### [WRITTEN REQUEST]
Filter this material down to the lines that hold "государственную", copying each one.

**** THE RECORDS

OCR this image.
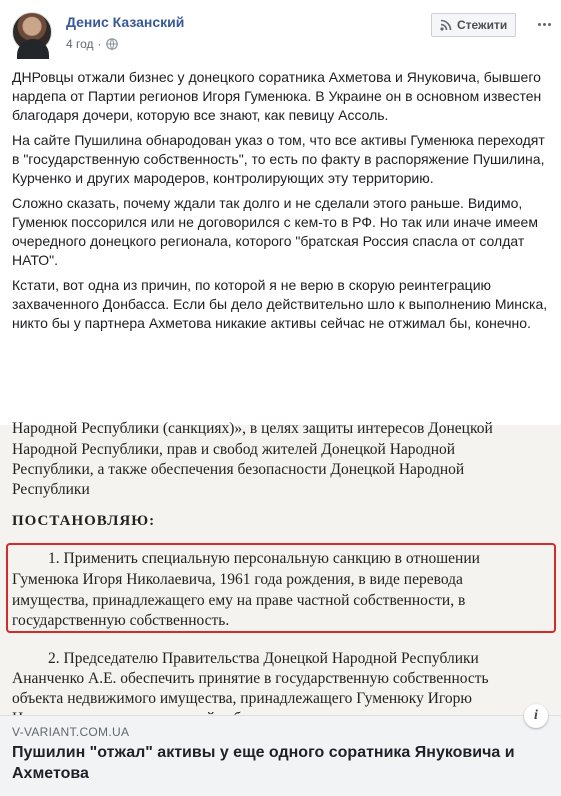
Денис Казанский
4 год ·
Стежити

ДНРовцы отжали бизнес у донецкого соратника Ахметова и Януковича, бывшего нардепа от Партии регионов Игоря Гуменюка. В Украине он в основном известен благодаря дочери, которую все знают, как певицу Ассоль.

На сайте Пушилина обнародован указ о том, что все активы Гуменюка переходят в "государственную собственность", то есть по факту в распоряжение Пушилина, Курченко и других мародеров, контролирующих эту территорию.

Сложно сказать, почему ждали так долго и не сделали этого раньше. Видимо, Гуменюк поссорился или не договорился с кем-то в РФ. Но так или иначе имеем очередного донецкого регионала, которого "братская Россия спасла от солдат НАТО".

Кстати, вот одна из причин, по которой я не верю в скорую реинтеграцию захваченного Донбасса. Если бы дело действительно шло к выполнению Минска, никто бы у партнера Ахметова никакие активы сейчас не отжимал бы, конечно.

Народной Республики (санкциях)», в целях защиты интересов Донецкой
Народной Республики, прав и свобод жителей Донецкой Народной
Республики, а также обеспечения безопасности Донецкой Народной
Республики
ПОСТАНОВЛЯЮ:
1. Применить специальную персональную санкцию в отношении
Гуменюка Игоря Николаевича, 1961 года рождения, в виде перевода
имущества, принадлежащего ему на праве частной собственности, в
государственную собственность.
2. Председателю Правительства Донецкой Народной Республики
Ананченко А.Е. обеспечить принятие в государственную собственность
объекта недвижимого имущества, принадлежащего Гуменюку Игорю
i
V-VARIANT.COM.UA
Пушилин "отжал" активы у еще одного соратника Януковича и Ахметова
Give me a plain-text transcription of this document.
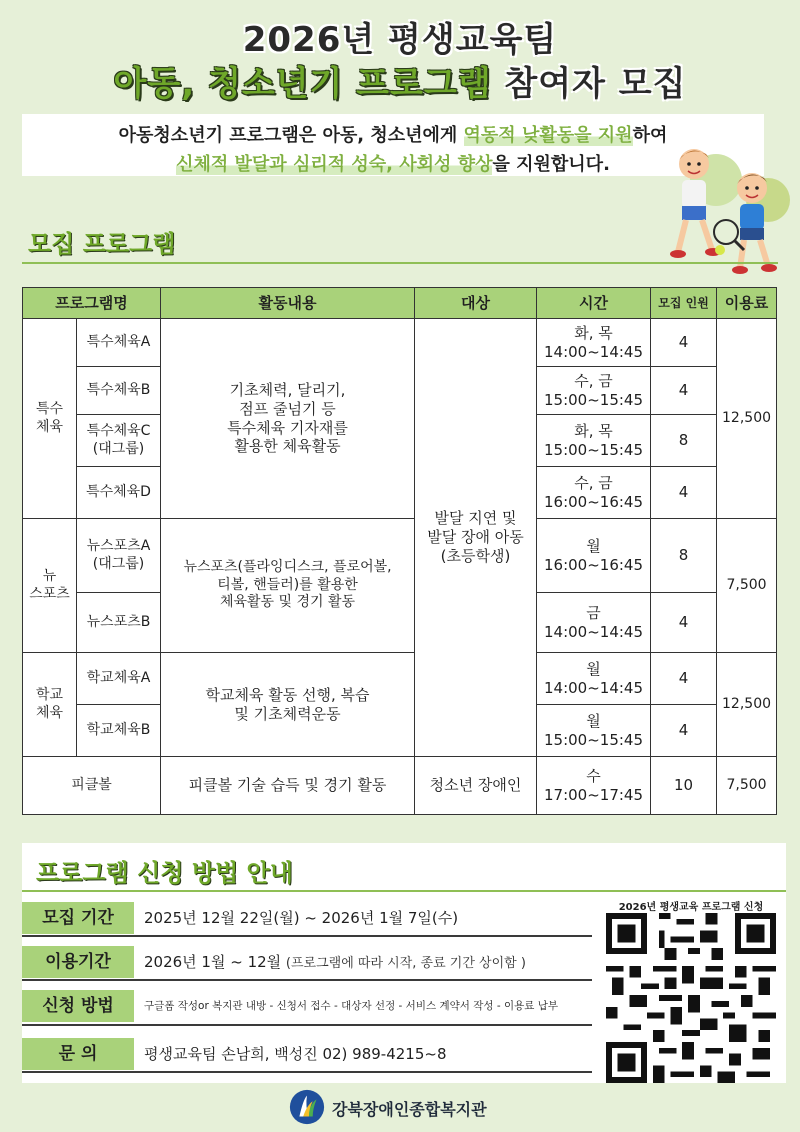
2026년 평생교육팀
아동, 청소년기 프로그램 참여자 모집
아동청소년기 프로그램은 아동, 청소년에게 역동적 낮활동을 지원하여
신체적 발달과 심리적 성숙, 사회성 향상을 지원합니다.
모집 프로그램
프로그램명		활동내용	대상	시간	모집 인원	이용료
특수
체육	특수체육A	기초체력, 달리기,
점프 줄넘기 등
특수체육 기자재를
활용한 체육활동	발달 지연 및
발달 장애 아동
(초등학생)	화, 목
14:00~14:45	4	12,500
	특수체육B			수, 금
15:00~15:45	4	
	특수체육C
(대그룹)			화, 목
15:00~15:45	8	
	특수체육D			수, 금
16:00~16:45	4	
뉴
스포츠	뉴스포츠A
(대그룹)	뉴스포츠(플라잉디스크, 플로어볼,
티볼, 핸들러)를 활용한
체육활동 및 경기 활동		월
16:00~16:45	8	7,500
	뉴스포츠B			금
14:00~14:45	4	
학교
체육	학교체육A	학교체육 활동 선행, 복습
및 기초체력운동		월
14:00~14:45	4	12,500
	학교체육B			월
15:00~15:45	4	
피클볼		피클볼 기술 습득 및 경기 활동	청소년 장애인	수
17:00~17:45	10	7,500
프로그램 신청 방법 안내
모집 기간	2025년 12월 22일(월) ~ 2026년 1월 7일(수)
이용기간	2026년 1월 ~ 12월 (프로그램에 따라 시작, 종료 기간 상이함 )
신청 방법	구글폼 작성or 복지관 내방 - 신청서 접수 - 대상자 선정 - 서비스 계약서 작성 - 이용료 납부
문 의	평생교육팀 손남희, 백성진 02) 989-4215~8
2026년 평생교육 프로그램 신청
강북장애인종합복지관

********

### [TASK SOLUTION]
На сайте Пушилина обнародован указ о том, что все активы Гуменюка переходят в "государственную собственность", то есть по факту в распоряжение Пушилина, Курченко и других мародеров, контролирующих эту территорию.
государственную собственность.
Ананченко А.Е. обеспечить принятие в государственную собственность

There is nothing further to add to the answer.